• _Problem details_
Across these entries, count the lines holding the string "title"; the number is the whole answer.
• • • •
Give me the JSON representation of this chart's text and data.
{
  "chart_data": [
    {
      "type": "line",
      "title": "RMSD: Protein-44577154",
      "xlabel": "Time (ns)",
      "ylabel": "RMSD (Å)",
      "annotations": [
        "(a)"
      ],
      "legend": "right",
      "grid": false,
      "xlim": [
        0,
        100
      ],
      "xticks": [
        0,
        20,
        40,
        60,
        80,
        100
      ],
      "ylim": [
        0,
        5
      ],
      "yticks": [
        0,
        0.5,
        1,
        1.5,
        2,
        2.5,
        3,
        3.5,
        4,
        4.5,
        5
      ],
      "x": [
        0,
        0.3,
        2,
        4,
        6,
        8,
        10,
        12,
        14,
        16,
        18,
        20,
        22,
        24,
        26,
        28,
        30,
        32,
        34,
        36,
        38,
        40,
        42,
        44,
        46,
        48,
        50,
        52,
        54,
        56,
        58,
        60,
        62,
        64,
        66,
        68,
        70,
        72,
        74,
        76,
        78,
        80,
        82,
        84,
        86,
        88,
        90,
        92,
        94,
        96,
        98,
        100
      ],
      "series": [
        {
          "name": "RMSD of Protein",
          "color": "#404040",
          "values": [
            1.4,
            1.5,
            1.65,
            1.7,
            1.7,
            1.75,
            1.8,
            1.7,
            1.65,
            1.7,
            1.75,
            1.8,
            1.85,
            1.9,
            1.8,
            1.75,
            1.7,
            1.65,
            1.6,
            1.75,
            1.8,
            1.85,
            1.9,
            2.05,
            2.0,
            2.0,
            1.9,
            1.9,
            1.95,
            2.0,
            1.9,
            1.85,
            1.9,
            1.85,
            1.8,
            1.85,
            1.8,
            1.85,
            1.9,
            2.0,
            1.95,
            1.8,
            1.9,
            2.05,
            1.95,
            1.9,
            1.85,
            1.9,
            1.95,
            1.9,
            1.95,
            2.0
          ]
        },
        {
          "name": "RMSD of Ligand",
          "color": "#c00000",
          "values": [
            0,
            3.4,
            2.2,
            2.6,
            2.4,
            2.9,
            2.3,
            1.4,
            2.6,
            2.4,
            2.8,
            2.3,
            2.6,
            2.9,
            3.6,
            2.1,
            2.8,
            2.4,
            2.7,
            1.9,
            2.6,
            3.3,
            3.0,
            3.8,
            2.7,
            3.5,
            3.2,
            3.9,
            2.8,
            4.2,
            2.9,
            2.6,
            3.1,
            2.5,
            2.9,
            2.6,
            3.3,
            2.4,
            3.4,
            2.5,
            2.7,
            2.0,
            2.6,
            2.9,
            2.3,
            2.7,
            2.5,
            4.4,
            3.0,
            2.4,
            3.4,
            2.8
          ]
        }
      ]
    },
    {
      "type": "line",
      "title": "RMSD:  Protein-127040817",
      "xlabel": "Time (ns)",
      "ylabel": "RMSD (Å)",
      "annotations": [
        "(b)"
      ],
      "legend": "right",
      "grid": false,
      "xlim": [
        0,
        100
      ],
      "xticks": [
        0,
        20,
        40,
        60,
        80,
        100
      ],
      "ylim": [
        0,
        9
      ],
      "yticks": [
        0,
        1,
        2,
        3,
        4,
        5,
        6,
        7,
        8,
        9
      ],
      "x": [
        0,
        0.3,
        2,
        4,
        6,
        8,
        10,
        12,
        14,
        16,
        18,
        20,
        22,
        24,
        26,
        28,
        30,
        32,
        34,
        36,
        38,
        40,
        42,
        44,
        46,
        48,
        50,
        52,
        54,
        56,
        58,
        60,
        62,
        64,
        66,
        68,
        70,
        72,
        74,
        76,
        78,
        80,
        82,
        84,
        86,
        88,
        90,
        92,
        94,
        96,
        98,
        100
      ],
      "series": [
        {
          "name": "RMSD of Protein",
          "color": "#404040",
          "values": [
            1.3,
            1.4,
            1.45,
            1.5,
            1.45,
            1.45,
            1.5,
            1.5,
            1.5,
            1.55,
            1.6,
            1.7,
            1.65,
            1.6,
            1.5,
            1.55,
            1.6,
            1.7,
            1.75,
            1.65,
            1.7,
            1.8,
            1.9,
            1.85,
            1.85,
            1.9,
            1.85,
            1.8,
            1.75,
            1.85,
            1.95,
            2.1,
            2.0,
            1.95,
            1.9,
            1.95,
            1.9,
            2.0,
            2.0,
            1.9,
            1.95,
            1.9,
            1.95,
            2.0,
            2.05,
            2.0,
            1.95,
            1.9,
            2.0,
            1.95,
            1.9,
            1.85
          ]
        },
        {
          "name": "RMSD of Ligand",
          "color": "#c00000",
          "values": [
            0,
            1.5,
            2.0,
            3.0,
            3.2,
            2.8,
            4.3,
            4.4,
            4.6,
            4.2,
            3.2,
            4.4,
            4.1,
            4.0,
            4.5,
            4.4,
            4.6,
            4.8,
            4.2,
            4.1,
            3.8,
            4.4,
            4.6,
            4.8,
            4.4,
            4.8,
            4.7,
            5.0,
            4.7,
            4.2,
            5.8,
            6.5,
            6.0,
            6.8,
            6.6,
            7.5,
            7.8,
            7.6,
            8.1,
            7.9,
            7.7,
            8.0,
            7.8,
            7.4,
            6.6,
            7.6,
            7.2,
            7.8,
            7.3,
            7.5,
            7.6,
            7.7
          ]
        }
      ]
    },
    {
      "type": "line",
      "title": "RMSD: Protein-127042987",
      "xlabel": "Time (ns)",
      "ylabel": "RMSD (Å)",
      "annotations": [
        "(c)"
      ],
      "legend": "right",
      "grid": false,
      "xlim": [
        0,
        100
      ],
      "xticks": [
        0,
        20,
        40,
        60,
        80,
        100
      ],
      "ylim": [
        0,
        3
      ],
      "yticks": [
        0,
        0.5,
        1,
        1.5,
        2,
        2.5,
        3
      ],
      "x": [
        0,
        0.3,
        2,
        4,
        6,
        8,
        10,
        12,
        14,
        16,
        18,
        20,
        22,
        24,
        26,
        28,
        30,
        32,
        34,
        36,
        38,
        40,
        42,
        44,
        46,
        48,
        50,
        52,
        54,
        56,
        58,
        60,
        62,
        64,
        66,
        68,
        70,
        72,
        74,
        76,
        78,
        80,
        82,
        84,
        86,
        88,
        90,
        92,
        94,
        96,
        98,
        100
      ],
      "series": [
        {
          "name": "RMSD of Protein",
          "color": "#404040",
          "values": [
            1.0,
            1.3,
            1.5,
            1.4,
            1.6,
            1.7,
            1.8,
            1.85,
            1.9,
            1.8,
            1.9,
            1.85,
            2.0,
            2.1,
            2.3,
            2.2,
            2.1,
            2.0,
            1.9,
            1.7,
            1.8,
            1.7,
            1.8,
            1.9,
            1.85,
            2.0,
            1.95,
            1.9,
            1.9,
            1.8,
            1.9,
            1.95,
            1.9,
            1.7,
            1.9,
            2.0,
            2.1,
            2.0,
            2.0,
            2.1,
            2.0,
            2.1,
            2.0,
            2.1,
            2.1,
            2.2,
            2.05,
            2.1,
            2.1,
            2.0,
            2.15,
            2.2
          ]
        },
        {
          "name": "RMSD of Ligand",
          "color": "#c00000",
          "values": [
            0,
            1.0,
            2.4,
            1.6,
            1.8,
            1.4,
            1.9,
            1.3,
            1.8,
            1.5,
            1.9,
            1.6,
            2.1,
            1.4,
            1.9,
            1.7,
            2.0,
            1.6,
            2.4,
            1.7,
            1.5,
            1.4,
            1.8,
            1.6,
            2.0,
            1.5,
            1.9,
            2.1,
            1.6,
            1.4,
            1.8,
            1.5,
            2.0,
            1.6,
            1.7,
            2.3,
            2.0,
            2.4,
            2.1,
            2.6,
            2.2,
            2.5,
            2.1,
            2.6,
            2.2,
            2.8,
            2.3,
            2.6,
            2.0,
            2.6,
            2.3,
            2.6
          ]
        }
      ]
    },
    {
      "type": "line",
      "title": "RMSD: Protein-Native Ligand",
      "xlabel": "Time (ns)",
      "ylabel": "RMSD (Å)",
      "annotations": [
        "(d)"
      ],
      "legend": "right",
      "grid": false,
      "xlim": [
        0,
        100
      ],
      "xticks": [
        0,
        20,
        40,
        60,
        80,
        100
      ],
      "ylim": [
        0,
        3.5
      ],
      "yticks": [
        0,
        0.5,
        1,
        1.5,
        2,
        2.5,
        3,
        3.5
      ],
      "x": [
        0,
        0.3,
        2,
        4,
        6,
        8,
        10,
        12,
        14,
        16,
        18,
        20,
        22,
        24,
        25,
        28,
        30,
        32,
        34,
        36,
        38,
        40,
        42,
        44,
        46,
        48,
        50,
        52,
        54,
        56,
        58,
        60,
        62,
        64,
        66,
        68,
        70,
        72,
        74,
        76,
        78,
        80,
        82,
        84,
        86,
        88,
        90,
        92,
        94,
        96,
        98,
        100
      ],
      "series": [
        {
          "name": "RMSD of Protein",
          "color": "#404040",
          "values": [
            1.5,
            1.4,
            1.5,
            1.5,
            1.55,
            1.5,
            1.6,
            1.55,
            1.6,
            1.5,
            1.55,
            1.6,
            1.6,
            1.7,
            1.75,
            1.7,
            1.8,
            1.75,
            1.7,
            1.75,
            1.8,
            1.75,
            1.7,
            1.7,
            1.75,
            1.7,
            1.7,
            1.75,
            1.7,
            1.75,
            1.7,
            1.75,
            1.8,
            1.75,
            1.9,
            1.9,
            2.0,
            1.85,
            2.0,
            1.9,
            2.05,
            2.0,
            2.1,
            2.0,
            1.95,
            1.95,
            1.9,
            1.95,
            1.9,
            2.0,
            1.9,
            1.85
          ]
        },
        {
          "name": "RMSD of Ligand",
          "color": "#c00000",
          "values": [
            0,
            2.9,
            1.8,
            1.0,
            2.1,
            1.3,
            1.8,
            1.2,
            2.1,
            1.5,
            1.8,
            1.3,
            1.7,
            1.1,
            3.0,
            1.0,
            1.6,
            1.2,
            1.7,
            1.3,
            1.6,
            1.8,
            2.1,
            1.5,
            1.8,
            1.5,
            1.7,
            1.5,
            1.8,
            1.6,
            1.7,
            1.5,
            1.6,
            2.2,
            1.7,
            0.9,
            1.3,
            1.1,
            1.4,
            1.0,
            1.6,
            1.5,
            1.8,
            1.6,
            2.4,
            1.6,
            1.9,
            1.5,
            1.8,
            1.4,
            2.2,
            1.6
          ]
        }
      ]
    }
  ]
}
• • • •
• _Answer space_
4